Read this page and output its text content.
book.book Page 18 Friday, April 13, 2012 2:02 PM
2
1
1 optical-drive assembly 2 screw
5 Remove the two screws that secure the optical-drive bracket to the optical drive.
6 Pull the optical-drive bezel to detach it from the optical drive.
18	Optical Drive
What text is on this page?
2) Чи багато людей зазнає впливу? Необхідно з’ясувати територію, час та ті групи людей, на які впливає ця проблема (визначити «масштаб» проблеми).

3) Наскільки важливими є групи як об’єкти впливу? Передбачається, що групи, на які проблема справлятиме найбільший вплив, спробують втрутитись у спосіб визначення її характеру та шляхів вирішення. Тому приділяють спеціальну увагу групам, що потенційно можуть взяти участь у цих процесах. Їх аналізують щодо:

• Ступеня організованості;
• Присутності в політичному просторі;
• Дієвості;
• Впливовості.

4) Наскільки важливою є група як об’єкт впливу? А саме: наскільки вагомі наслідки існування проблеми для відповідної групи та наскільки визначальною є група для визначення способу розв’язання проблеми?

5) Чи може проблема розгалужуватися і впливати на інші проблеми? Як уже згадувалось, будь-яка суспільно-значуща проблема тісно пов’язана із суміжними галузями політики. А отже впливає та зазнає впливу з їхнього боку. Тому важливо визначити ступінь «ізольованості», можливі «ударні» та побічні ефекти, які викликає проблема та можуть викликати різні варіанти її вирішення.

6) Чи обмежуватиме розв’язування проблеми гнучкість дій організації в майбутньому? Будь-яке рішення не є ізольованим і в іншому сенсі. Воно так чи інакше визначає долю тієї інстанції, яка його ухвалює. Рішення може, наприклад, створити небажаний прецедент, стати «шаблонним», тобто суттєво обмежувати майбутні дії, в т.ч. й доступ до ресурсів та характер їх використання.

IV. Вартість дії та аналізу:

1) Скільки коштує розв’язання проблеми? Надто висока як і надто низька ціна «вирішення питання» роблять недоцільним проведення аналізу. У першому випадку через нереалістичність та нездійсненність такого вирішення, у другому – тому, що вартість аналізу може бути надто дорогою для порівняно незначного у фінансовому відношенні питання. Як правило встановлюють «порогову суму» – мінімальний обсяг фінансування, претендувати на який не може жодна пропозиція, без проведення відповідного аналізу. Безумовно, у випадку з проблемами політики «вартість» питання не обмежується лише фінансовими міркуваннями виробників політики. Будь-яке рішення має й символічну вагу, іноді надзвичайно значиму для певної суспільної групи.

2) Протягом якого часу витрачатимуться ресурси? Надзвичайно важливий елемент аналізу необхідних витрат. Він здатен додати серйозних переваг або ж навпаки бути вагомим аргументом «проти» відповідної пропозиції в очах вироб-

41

• • • • • • •

In the entries above, count each line with "відповідної"; reply with the total only.

RESPONSE FOR THIS EXERCISE: 2